Data provided
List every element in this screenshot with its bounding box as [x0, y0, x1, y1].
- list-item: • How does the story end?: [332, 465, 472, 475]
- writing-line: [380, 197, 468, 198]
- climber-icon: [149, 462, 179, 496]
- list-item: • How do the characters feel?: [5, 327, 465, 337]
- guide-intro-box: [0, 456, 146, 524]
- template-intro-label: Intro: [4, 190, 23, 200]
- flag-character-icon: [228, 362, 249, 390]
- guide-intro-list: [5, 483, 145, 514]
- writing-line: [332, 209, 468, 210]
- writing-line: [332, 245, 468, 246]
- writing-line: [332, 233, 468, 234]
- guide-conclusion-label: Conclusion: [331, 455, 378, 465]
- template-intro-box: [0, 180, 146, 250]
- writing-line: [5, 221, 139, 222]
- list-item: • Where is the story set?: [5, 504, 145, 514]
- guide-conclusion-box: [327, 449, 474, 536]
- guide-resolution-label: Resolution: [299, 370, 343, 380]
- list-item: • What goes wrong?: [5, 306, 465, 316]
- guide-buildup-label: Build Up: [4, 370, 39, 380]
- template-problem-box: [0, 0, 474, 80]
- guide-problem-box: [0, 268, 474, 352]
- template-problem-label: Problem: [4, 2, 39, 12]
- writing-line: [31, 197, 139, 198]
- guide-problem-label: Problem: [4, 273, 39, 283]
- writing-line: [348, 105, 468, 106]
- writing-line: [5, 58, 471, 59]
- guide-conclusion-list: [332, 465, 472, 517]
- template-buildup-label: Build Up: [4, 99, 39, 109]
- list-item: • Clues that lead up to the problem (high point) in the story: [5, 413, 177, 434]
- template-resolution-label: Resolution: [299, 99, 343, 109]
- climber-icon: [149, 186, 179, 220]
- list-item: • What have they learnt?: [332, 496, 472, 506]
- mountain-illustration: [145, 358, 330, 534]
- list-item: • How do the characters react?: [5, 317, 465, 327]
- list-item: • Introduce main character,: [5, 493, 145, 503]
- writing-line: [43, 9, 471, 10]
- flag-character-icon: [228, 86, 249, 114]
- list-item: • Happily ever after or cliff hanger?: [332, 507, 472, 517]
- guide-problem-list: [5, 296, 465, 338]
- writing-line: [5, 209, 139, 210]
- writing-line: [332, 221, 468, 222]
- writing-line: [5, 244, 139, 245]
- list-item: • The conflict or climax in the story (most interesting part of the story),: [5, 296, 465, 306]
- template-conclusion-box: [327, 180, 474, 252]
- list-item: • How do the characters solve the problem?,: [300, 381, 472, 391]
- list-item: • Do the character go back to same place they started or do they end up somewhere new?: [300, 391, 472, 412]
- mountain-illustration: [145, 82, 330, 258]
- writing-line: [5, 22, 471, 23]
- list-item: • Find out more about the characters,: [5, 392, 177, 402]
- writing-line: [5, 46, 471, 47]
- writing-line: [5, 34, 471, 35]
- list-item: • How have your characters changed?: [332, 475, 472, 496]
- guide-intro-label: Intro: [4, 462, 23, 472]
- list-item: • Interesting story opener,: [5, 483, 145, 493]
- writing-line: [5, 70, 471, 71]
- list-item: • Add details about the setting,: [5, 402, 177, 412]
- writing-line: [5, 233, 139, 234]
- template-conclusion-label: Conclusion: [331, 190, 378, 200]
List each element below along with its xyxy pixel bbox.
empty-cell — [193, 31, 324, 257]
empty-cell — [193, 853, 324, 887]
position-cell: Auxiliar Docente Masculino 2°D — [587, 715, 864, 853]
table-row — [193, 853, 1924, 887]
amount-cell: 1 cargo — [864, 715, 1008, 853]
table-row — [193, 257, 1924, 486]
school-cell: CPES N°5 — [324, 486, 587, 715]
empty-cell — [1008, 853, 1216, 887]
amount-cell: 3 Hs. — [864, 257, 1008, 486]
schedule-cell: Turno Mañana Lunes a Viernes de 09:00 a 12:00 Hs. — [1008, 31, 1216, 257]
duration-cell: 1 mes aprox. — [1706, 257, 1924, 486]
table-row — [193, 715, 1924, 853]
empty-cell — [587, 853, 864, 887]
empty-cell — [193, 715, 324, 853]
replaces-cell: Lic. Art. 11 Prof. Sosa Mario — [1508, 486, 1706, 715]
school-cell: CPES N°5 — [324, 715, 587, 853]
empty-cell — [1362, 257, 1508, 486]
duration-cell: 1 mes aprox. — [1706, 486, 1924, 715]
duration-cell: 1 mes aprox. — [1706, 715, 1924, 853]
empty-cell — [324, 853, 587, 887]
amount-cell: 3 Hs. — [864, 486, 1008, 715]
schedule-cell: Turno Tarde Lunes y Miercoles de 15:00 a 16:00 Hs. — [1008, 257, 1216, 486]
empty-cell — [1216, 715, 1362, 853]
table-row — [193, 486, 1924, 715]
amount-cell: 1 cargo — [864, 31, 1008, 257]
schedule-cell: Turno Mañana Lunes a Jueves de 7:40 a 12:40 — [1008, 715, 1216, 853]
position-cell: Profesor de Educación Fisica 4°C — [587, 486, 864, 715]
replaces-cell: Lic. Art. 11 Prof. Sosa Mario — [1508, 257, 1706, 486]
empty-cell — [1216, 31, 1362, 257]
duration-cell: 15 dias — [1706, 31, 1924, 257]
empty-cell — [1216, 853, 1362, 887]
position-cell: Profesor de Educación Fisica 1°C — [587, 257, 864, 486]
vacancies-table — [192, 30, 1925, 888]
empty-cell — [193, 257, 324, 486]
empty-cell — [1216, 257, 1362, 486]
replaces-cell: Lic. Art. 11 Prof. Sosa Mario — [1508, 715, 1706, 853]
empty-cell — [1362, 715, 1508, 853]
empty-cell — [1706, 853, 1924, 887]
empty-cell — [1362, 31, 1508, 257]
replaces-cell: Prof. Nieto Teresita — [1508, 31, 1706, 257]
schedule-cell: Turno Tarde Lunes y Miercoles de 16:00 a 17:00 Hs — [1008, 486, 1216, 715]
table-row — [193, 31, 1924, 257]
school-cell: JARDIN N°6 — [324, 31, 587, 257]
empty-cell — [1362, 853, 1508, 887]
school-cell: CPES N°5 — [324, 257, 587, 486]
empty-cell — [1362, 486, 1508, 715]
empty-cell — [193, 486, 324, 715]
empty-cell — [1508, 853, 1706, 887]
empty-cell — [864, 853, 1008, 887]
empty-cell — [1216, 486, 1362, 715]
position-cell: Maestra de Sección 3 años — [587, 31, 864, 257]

What to work on
How many lines of the records contain the word "Profesor", counting only matches with the same uppercase and lowercase letters?

Answer to this task
2